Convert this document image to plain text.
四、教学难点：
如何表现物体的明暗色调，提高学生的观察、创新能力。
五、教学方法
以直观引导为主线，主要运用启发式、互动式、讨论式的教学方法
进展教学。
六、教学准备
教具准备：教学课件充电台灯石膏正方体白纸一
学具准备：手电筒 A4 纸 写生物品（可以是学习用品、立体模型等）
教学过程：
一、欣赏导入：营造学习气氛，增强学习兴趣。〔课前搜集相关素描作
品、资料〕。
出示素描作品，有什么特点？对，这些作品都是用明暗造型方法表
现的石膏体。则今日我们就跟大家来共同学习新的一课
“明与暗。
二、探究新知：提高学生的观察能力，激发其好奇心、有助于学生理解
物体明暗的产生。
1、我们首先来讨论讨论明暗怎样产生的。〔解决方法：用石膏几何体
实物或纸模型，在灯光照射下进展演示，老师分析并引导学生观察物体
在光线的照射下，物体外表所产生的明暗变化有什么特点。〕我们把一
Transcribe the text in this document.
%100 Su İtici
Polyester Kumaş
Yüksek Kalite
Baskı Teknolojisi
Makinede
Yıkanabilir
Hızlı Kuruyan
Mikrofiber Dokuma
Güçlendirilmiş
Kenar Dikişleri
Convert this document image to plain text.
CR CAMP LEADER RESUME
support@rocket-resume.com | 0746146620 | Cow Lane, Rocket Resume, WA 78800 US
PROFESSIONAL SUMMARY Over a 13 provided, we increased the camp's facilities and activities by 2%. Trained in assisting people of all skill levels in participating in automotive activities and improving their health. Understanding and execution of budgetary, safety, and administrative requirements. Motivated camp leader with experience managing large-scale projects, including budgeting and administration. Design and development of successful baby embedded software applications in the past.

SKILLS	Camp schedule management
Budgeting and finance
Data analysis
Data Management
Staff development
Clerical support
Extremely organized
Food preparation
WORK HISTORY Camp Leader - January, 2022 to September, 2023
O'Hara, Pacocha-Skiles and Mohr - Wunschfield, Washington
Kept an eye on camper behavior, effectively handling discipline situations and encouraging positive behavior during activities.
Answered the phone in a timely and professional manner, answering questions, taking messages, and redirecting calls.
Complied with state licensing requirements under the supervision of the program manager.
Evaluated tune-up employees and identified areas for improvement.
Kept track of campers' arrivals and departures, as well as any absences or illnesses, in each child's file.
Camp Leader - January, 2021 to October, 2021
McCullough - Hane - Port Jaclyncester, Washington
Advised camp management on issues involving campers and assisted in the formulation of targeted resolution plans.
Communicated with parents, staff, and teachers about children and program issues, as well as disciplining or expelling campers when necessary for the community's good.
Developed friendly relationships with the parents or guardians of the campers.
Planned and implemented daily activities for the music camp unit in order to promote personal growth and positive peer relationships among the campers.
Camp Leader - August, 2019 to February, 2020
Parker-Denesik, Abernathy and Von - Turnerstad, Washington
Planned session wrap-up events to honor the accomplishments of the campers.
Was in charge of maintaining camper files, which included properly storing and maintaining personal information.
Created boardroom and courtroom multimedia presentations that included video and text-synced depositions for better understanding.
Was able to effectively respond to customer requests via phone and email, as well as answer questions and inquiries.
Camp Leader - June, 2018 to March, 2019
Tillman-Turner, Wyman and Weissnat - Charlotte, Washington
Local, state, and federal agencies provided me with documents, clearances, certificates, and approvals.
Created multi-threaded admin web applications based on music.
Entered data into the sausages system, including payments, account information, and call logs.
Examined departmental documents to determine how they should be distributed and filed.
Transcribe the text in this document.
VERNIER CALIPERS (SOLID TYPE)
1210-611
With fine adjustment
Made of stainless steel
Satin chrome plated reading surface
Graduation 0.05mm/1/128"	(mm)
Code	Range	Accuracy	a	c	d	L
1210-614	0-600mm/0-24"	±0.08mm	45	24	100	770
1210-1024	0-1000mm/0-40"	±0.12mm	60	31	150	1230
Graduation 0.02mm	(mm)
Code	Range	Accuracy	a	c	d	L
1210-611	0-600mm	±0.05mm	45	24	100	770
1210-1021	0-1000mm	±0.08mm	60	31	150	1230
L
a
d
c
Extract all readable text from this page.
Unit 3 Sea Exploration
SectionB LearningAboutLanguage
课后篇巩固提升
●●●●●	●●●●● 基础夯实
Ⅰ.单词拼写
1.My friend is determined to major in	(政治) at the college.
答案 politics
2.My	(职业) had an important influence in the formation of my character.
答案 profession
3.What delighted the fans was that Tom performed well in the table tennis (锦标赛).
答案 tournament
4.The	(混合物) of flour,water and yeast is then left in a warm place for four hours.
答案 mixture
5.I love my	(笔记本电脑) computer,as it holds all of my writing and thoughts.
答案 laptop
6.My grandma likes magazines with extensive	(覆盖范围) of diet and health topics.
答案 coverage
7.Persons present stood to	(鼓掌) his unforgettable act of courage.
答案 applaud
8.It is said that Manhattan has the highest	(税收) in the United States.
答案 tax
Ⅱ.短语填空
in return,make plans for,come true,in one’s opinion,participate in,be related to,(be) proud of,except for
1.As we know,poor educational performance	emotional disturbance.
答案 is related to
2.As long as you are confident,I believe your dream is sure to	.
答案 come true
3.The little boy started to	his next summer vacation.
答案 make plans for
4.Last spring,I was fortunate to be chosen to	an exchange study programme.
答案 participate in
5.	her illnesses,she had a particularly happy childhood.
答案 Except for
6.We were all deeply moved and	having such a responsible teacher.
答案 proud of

TASK TO CARRY OUT. Set down every record above exactly as given.

ANSWER TO THIS EXERCISE.
Convert this document image to plain text.
四、教学难点：
如何表现物体的明暗色调，提高学生的观察、创新能力。
五、教学方法
以直观引导为主线，主要运用启发式、互动式、讨论式的教学方法
进展教学。
六、教学准备
教具准备：教学课件充电台灯石膏正方体白纸一
学具准备：手电筒 A4 纸 写生物品（可以是学习用品、立体模型等）
教学过程：
一、欣赏导入：营造学习气氛，增强学习兴趣。〔课前搜集相关素描作
品、资料〕。
出示素描作品，有什么特点？对，这些作品都是用明暗造型方法表
现的石膏体。则今日我们就跟大家来共同学习新的一课
“明与暗。
二、探究新知：提高学生的观察能力，激发其好奇心、有助于学生理解
物体明暗的产生。
1、我们首先来讨论讨论明暗怎样产生的。〔解决方法：用石膏几何体
实物或纸模型，在灯光照射下进展演示，老师分析并引导学生观察物体
在光线的照射下，物体外表所产生的明暗变化有什么特点。〕我们把一
Transcribe the text in this document.
%100 Su İtici
Polyester Kumaş
Yüksek Kalite
Baskı Teknolojisi
Makinede
Yıkanabilir
Hızlı Kuruyan
Mikrofiber Dokuma
Güçlendirilmiş
Kenar Dikişleri
Convert this document image to plain text.
CR CAMP LEADER RESUME
support@rocket-resume.com | 0746146620 | Cow Lane, Rocket Resume, WA 78800 US
PROFESSIONAL SUMMARY Over a 13 provided, we increased the camp's facilities and activities by 2%. Trained in assisting people of all skill levels in participating in automotive activities and improving their health. Understanding and execution of budgetary, safety, and administrative requirements. Motivated camp leader with experience managing large-scale projects, including budgeting and administration. Design and development of successful baby embedded software applications in the past.

SKILLS	Camp schedule management
Budgeting and finance
Data analysis
Data Management
Staff development
Clerical support
Extremely organized
Food preparation
WORK HISTORY Camp Leader - January, 2022 to September, 2023
O'Hara, Pacocha-Skiles and Mohr - Wunschfield, Washington
Kept an eye on camper behavior, effectively handling discipline situations and encouraging positive behavior during activities.
Answered the phone in a timely and professional manner, answering questions, taking messages, and redirecting calls.
Complied with state licensing requirements under the supervision of the program manager.
Evaluated tune-up employees and identified areas for improvement.
Kept track of campers' arrivals and departures, as well as any absences or illnesses, in each child's file.
Camp Leader - January, 2021 to October, 2021
McCullough - Hane - Port Jaclyncester, Washington
Advised camp management on issues involving campers and assisted in the formulation of targeted resolution plans.
Communicated with parents, staff, and teachers about children and program issues, as well as disciplining or expelling campers when necessary for the community's good.
Developed friendly relationships with the parents or guardians of the campers.
Planned and implemented daily activities for the music camp unit in order to promote personal growth and positive peer relationships among the campers.
Camp Leader - August, 2019 to February, 2020
Parker-Denesik, Abernathy and Von - Turnerstad, Washington
Planned session wrap-up events to honor the accomplishments of the campers.
Was in charge of maintaining camper files, which included properly storing and maintaining personal information.
Created boardroom and courtroom multimedia presentations that included video and text-synced depositions for better understanding.
Was able to effectively respond to customer requests via phone and email, as well as answer questions and inquiries.
Camp Leader - June, 2018 to March, 2019
Tillman-Turner, Wyman and Weissnat - Charlotte, Washington
Local, state, and federal agencies provided me with documents, clearances, certificates, and approvals.
Created multi-threaded admin web applications based on music.
Entered data into the sausages system, including payments, account information, and call logs.
Examined departmental documents to determine how they should be distributed and filed.
Transcribe the text in this document.
VERNIER CALIPERS (SOLID TYPE)
1210-611
With fine adjustment
Made of stainless steel
Satin chrome plated reading surface
Graduation 0.05mm/1/128"	(mm)
Code	Range	Accuracy	a	c	d	L
1210-614	0-600mm/0-24"	±0.08mm	45	24	100	770
1210-1024	0-1000mm/0-40"	±0.12mm	60	31	150	1230
Graduation 0.02mm	(mm)
Code	Range	Accuracy	a	c	d	L
1210-611	0-600mm	±0.05mm	45	24	100	770
1210-1021	0-1000mm	±0.08mm	60	31	150	1230
L
a
d
c
Extract all readable text from this page.
Unit 3 Sea Exploration
SectionB LearningAboutLanguage
课后篇巩固提升
●●●●●	●●●●● 基础夯实
Ⅰ.单词拼写
1.My friend is determined to major in	(政治) at the college.
答案 politics
2.My	(职业) had an important influence in the formation of my character.
答案 profession
3.What delighted the fans was that Tom performed well in the table tennis (锦标赛).
答案 tournament
4.The	(混合物) of flour,water and yeast is then left in a warm place for four hours.
答案 mixture
5.I love my	(笔记本电脑) computer,as it holds all of my writing and thoughts.
答案 laptop
6.My grandma likes magazines with extensive	(覆盖范围) of diet and health topics.
答案 coverage
7.Persons present stood to	(鼓掌) his unforgettable act of courage.
答案 applaud
8.It is said that Manhattan has the highest	(税收) in the United States.
答案 tax
Ⅱ.短语填空
in return,make plans for,come true,in one’s opinion,participate in,be related to,(be) proud of,except for
1.As we know,poor educational performance	emotional disturbance.
答案 is related to
2.As long as you are confident,I believe your dream is sure to	.
答案 come true
3.The little boy started to	his next summer vacation.
答案 make plans for
4.Last spring,I was fortunate to be chosen to	an exchange study programme.
答案 participate in
5.	her illnesses,she had a particularly happy childhood.
答案 Except for
6.We were all deeply moved and	having such a responsible teacher.
答案 proud of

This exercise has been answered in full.